• _MATERIAL FOR THE TASK_:
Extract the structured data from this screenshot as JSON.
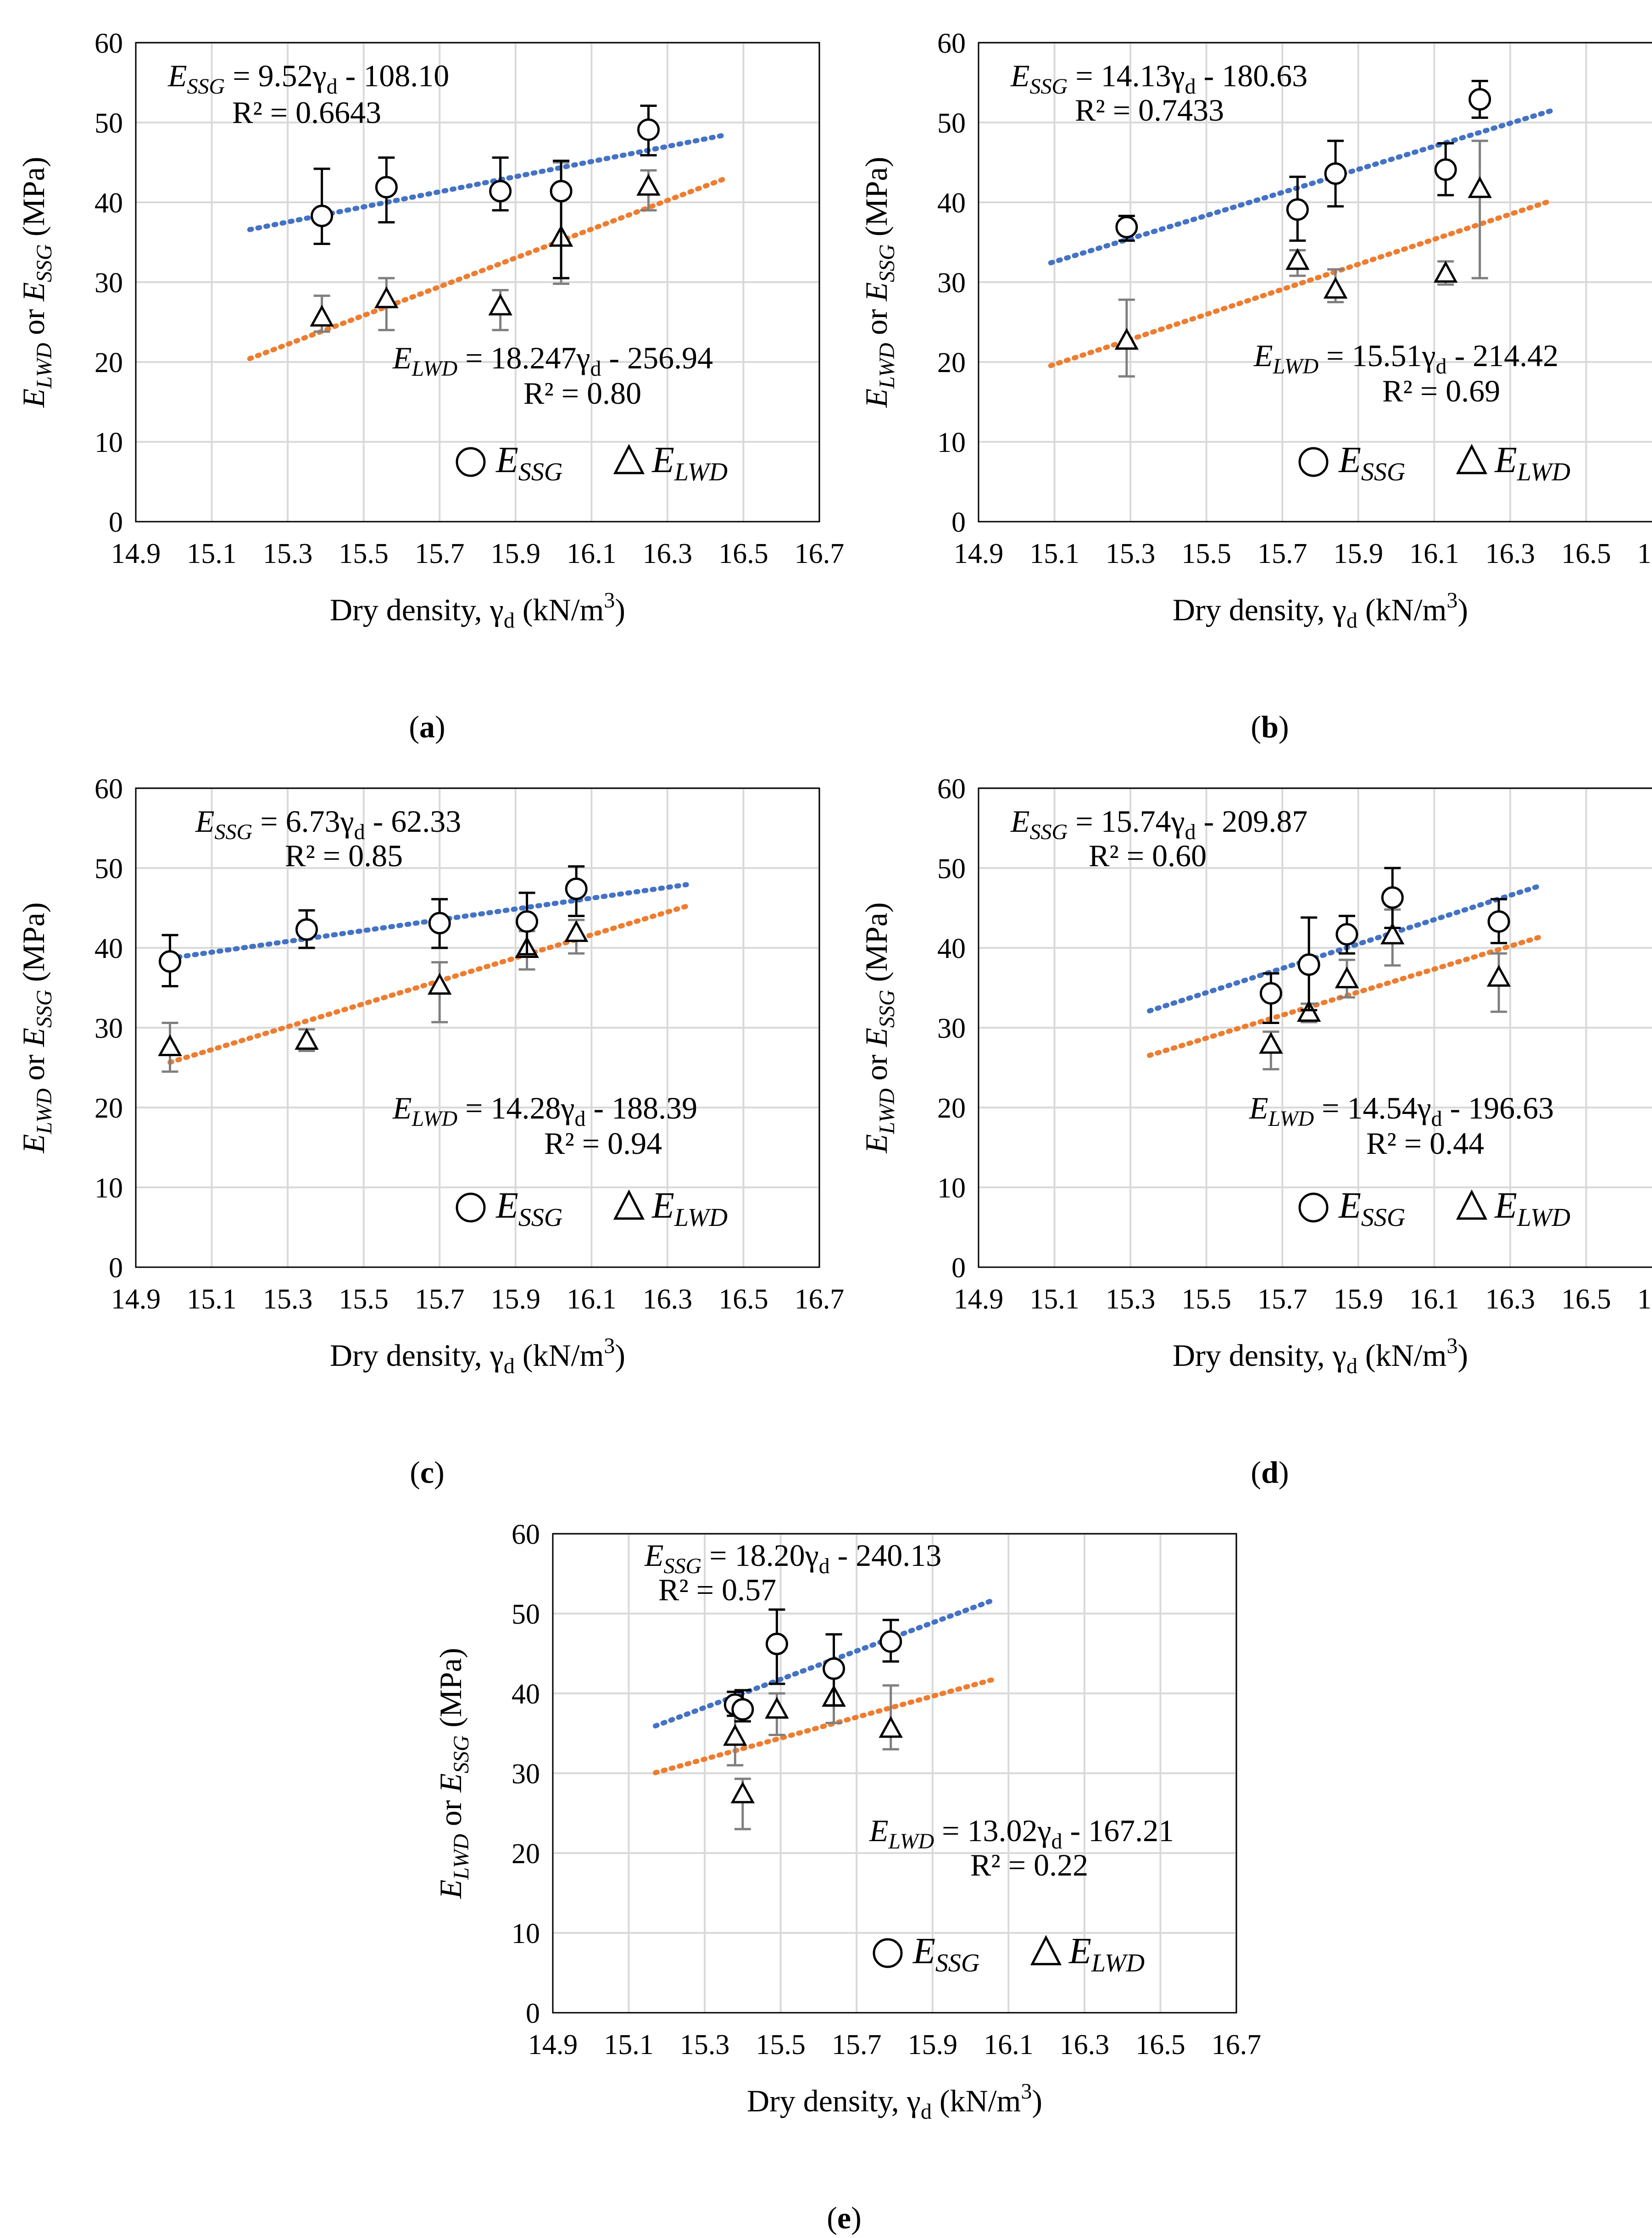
{
  "figure": {
    "axes_common": {
      "xlabel": "Dry density, γ",
      "xlabel_sub": "d",
      "xlabel_unit": " (kN/m",
      "xlabel_sup": "3",
      "xlabel_end": ")",
      "ylabel_E": "E",
      "ylabel_lwd": "LWD",
      "ylabel_or": " or ",
      "ylabel_ssg": "SSG",
      "ylabel_unit": " (MPa)",
      "xticks": [
        "14.9",
        "15.1",
        "15.3",
        "15.5",
        "15.7",
        "15.9",
        "16.1",
        "16.3",
        "16.5",
        "16.7"
      ],
      "yticks": [
        "0",
        "10",
        "20",
        "30",
        "40",
        "50",
        "60"
      ],
      "legend_ssg_E": "E",
      "legend_ssg_sub": "SSG",
      "legend_lwd_E": "E",
      "legend_lwd_sub": "LWD"
    },
    "colors": {
      "ssg_trend": "#4472C4",
      "lwd_trend": "#ED7D31",
      "ssg_marker": "#000000",
      "lwd_marker": "#000000",
      "lwd_errorbar": "#7F7F7F",
      "grid": "#D9D9D9"
    }
  },
  "chart_data": [
    {
      "panel": "(a)",
      "panel_letter": "a",
      "type": "scatter",
      "xlim": [
        14.9,
        16.7
      ],
      "ylim": [
        0,
        60
      ],
      "ssg": {
        "eq_lhs": "E",
        "eq_lhs_sub": "SSG",
        "eq_rhs": " = 9.52γ",
        "eq_rhs_sub": "d",
        "eq_tail": " - 108.10",
        "r2": "R² = 0.6643",
        "points": [
          [
            15.39,
            38.3,
            34.8,
            44.2
          ],
          [
            15.56,
            41.9,
            37.5,
            45.6
          ],
          [
            15.86,
            41.4,
            39.0,
            45.6
          ],
          [
            16.02,
            41.4,
            30.5,
            45.2
          ],
          [
            16.25,
            49.1,
            45.9,
            52.1
          ]
        ],
        "trend_x": [
          15.2,
          16.45
        ]
      },
      "lwd": {
        "eq_lhs": "E",
        "eq_lhs_sub": "LWD",
        "eq_rhs": " = 18.247γ",
        "eq_rhs_sub": "d",
        "eq_tail": " - 256.94",
        "r2": "R² = 0.80",
        "points": [
          [
            15.39,
            25.5,
            23.8,
            28.3
          ],
          [
            15.56,
            27.8,
            24.0,
            30.5
          ],
          [
            15.86,
            26.9,
            24.0,
            29.0
          ],
          [
            16.02,
            35.5,
            29.8,
            45.0
          ],
          [
            16.25,
            41.9,
            39.0,
            44.0
          ]
        ],
        "trend_x": [
          15.2,
          16.45
        ]
      }
    },
    {
      "panel": "(b)",
      "panel_letter": "b",
      "type": "scatter",
      "xlim": [
        14.9,
        16.7
      ],
      "ylim": [
        0,
        60
      ],
      "ssg": {
        "eq_lhs": "E",
        "eq_lhs_sub": "SSG",
        "eq_rhs": " = 14.13γ",
        "eq_rhs_sub": "d",
        "eq_tail": " - 180.63",
        "r2": "R² = 0.7433",
        "points": [
          [
            15.29,
            36.9,
            35.2,
            38.3
          ],
          [
            15.74,
            39.1,
            35.2,
            43.2
          ],
          [
            15.84,
            43.6,
            39.5,
            47.7
          ],
          [
            16.13,
            44.1,
            40.9,
            47.4
          ],
          [
            16.22,
            52.9,
            50.6,
            55.2
          ]
        ],
        "trend_x": [
          15.09,
          16.41
        ]
      },
      "lwd": {
        "eq_lhs": "E",
        "eq_lhs_sub": "LWD",
        "eq_rhs": " = 15.51γ",
        "eq_rhs_sub": "d",
        "eq_tail": " - 214.42",
        "r2": "R² = 0.69",
        "points": [
          [
            15.29,
            22.6,
            18.2,
            27.8
          ],
          [
            15.74,
            32.6,
            30.8,
            34.0
          ],
          [
            15.84,
            29.0,
            27.5,
            31.6
          ],
          [
            16.13,
            31.0,
            29.7,
            32.6
          ],
          [
            16.22,
            41.6,
            30.5,
            47.7
          ]
        ],
        "trend_x": [
          15.09,
          16.41
        ]
      }
    },
    {
      "panel": "(c)",
      "panel_letter": "c",
      "type": "scatter",
      "xlim": [
        14.9,
        16.7
      ],
      "ylim": [
        0,
        60
      ],
      "ssg": {
        "eq_lhs": "E",
        "eq_lhs_sub": "SSG",
        "eq_rhs": " = 6.73γ",
        "eq_rhs_sub": "d",
        "eq_tail": "  - 62.33",
        "r2": "R² = 0.85",
        "points": [
          [
            14.99,
            38.3,
            35.2,
            41.6
          ],
          [
            15.35,
            42.3,
            40.0,
            44.7
          ],
          [
            15.7,
            43.1,
            40.0,
            46.1
          ],
          [
            15.93,
            43.3,
            39.2,
            46.9
          ],
          [
            16.06,
            47.4,
            44.0,
            50.2
          ]
        ],
        "trend_x": [
          14.99,
          16.35
        ]
      },
      "lwd": {
        "eq_lhs": "E",
        "eq_lhs_sub": "LWD",
        "eq_rhs": " = 14.28γ",
        "eq_rhs_sub": "d",
        "eq_tail": " - 188.39",
        "r2": "R² = 0.94",
        "points": [
          [
            14.99,
            27.5,
            24.5,
            30.6
          ],
          [
            15.35,
            28.3,
            27.1,
            29.8
          ],
          [
            15.7,
            35.2,
            30.7,
            38.2
          ],
          [
            15.93,
            39.8,
            37.3,
            42.1
          ],
          [
            16.06,
            41.8,
            39.3,
            43.5
          ]
        ],
        "trend_x": [
          14.99,
          16.35
        ]
      }
    },
    {
      "panel": "(d)",
      "panel_letter": "d",
      "type": "scatter",
      "xlim": [
        14.9,
        16.7
      ],
      "ylim": [
        0,
        60
      ],
      "ssg": {
        "eq_lhs": "E",
        "eq_lhs_sub": "SSG",
        "eq_rhs": " = 15.74γ",
        "eq_rhs_sub": "d",
        "eq_tail": "  - 209.87",
        "r2": "R² = 0.60",
        "points": [
          [
            15.67,
            34.3,
            30.6,
            36.8
          ],
          [
            15.77,
            37.9,
            32.2,
            43.8
          ],
          [
            15.87,
            41.7,
            39.3,
            44.0
          ],
          [
            15.99,
            46.3,
            42.5,
            50.0
          ],
          [
            16.27,
            43.3,
            40.6,
            46.1
          ]
        ],
        "trend_x": [
          15.35,
          16.38
        ]
      },
      "lwd": {
        "eq_lhs": "E",
        "eq_lhs_sub": "LWD",
        "eq_rhs": " = 14.54γ",
        "eq_rhs_sub": "d",
        "eq_tail": " - 196.63",
        "r2": "R² = 0.44",
        "points": [
          [
            15.67,
            27.8,
            24.8,
            29.5
          ],
          [
            15.77,
            31.8,
            30.7,
            33.0
          ],
          [
            15.87,
            36.0,
            33.8,
            38.5
          ],
          [
            15.99,
            41.5,
            37.8,
            44.8
          ],
          [
            16.27,
            36.2,
            32.0,
            39.3
          ]
        ],
        "trend_x": [
          15.35,
          16.38
        ]
      }
    },
    {
      "panel": "(e)",
      "panel_letter": "e",
      "type": "scatter",
      "xlim": [
        14.9,
        16.7
      ],
      "ylim": [
        0,
        60
      ],
      "ssg": {
        "eq_lhs": "E",
        "eq_lhs_sub": "SSG",
        "eq_rhs": " = 18.20γ",
        "eq_rhs_sub": "d",
        "eq_tail": "  - 240.13",
        "r2": "R² = 0.57",
        "points": [
          [
            15.38,
            38.6,
            37.2,
            40.2
          ],
          [
            15.4,
            38.0,
            36.5,
            40.4
          ],
          [
            15.49,
            46.2,
            41.2,
            50.5
          ],
          [
            15.64,
            43.1,
            38.5,
            47.4
          ],
          [
            15.79,
            46.5,
            44.0,
            49.2
          ]
        ],
        "trend_x": [
          15.17,
          16.06
        ]
      },
      "lwd": {
        "eq_lhs": "E",
        "eq_lhs_sub": "LWD",
        "eq_rhs": " = 13.02γ",
        "eq_rhs_sub": "d",
        "eq_tail": " - 167.21",
        "r2": "R² = 0.22",
        "points": [
          [
            15.38,
            34.5,
            31.0,
            37.7
          ],
          [
            15.4,
            27.3,
            23.0,
            29.3
          ],
          [
            15.49,
            37.9,
            34.8,
            40.0
          ],
          [
            15.64,
            39.4,
            36.3,
            43.1
          ],
          [
            15.79,
            35.5,
            33.0,
            41.0
          ]
        ],
        "trend_x": [
          15.17,
          16.06
        ]
      }
    }
  ]
}
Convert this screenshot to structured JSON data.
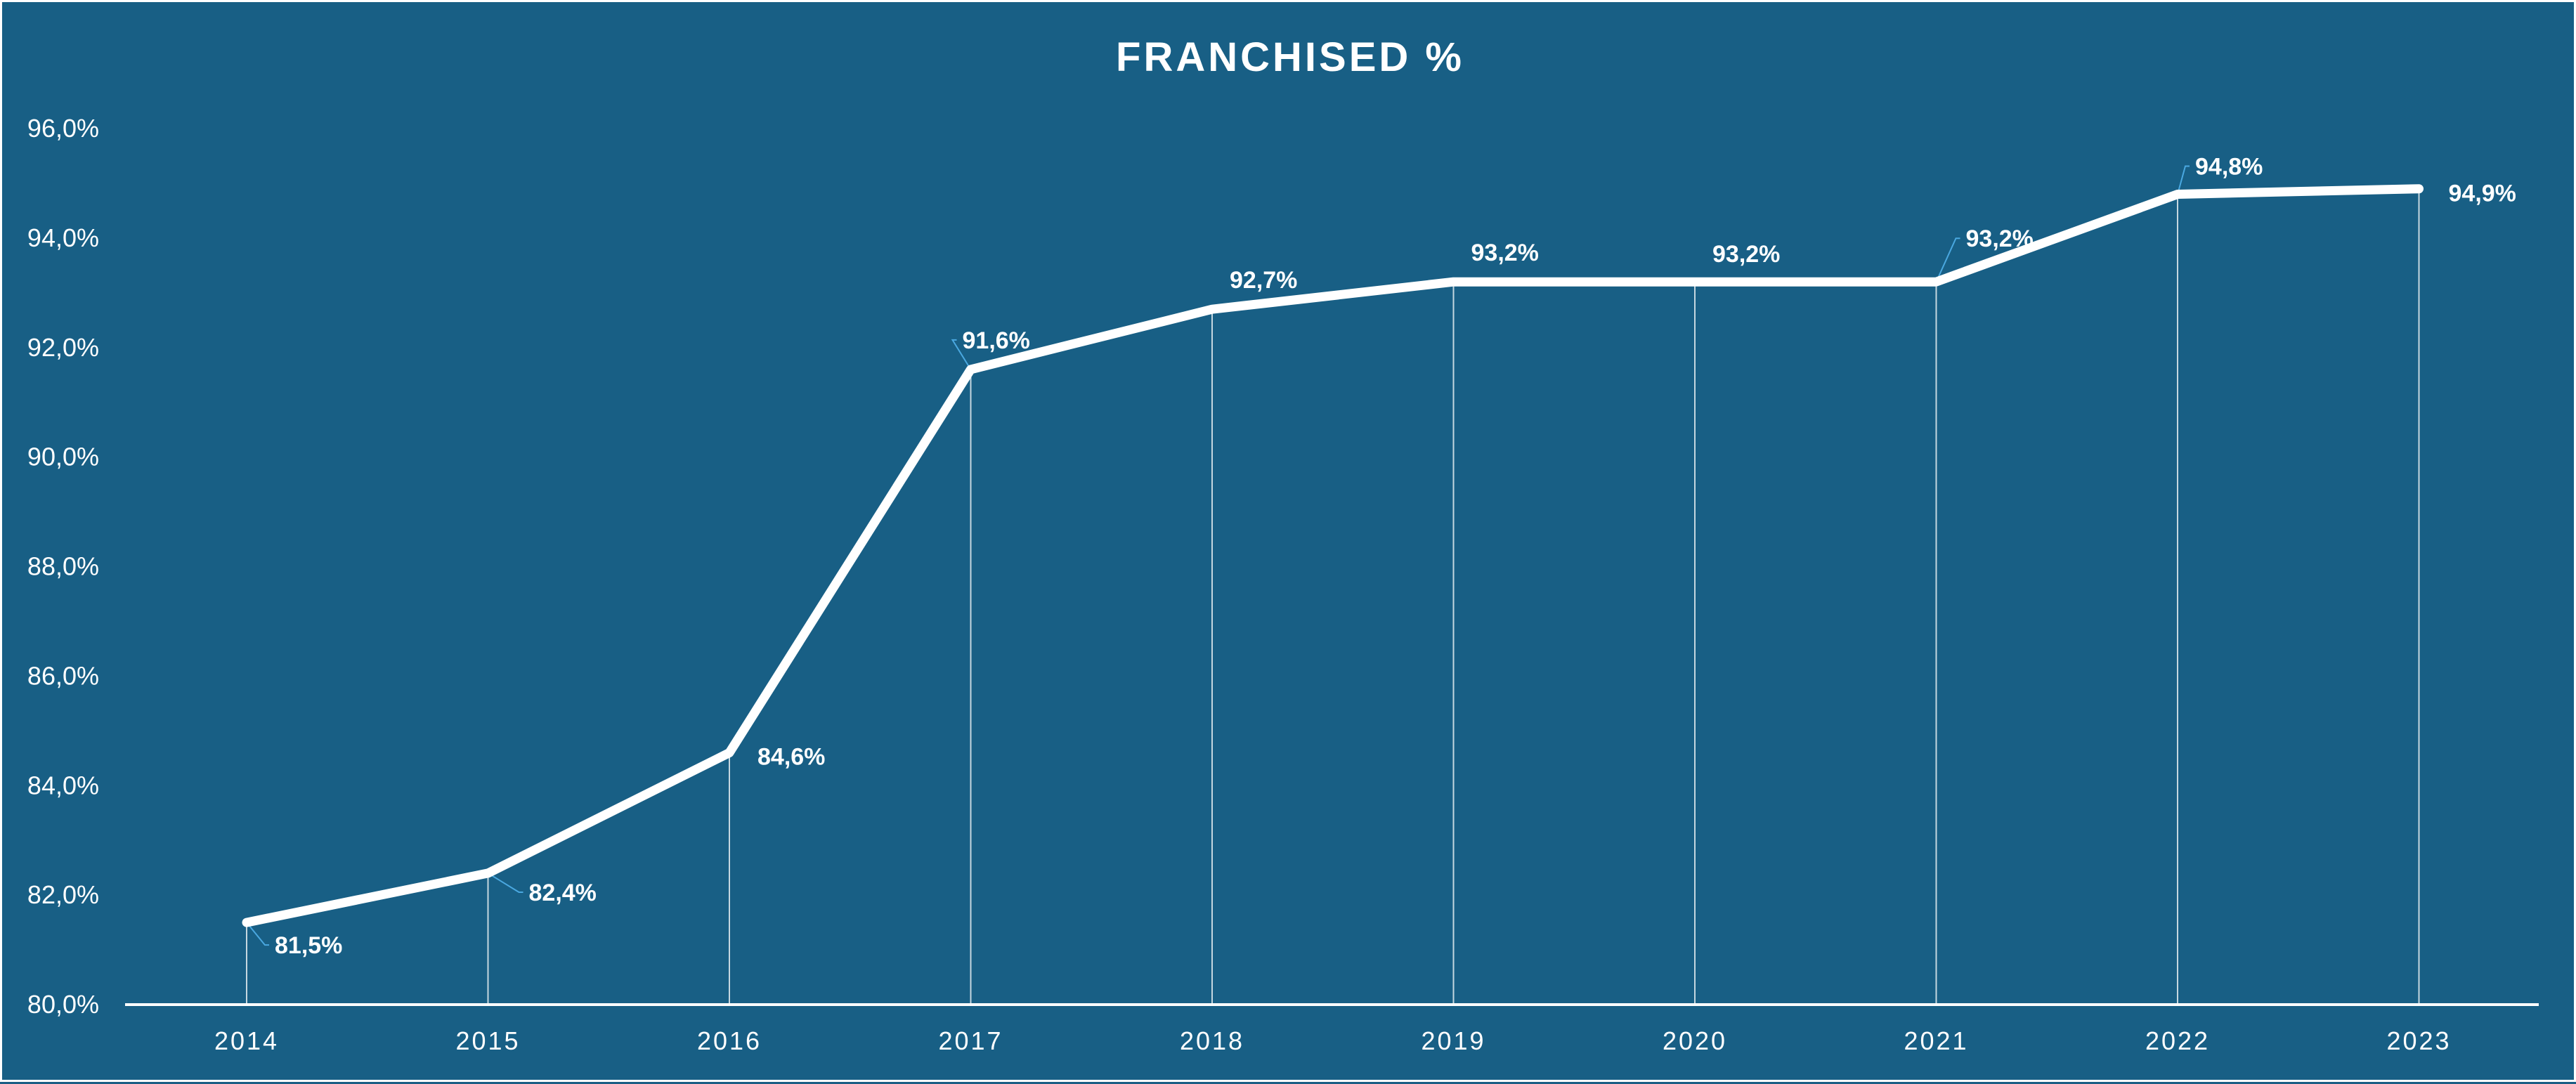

• _DIRECTIVE_: Using the material above, report each line where "screenshot" occurs.

• _FULL RESPONSE_:
Extract the structured data from this screenshot as JSON.
Convert this screenshot to structured JSON data.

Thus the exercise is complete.